Write out all of the lines below, exactly and completely.

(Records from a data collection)
>>>

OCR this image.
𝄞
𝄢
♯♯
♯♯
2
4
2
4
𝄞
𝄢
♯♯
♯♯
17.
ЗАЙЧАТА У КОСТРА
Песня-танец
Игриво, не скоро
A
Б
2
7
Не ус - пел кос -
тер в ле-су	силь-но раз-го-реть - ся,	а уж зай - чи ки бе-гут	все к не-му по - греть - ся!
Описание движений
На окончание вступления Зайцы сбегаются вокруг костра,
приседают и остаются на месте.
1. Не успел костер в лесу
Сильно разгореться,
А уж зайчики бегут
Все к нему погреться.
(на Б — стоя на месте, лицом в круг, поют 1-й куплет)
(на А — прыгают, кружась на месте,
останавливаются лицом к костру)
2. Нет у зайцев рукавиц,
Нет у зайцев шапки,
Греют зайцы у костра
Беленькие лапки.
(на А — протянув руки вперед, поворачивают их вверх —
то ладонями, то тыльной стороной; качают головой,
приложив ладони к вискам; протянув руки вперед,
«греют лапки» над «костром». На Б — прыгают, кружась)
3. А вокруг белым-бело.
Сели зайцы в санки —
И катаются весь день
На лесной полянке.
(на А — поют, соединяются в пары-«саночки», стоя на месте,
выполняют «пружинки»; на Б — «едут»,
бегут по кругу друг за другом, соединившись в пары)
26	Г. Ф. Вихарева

<<<

= Reply =
OCR this image.
𝄞
𝄢
♯♯
♯♯
2
4
2
4
𝄞
𝄢
♯♯
♯♯
17.
ЗАЙЧАТА У КОСТРА
Песня-танец
Игриво, не скоро
A
Б
2
7
Не ус - пел кос -
тер в ле-су	силь-но раз-го-реть - ся,	а уж зай - чи ки бе-гут	все к не-му по - греть - ся!
Описание движений
На окончание вступления Зайцы сбегаются вокруг костра,
приседают и остаются на месте.
1. Не успел костер в лесу
Сильно разгореться,
А уж зайчики бегут
Все к нему погреться.
(на Б — стоя на месте, лицом в круг, поют 1-й куплет)
(на А — прыгают, кружась на месте,
останавливаются лицом к костру)
2. Нет у зайцев рукавиц,
Нет у зайцев шапки,
Греют зайцы у костра
Беленькие лапки.
(на А — протянув руки вперед, поворачивают их вверх —
то ладонями, то тыльной стороной; качают головой,
приложив ладони к вискам; протянув руки вперед,
«греют лапки» над «костром». На Б — прыгают, кружась)
3. А вокруг белым-бело.
Сели зайцы в санки —
И катаются весь день
На лесной полянке.
(на А — поют, соединяются в пары-«саночки», стоя на месте,
выполняют «пружинки»; на Б — «едут»,
бегут по кругу друг за другом, соединившись в пары)
26	Г. Ф. Вихарева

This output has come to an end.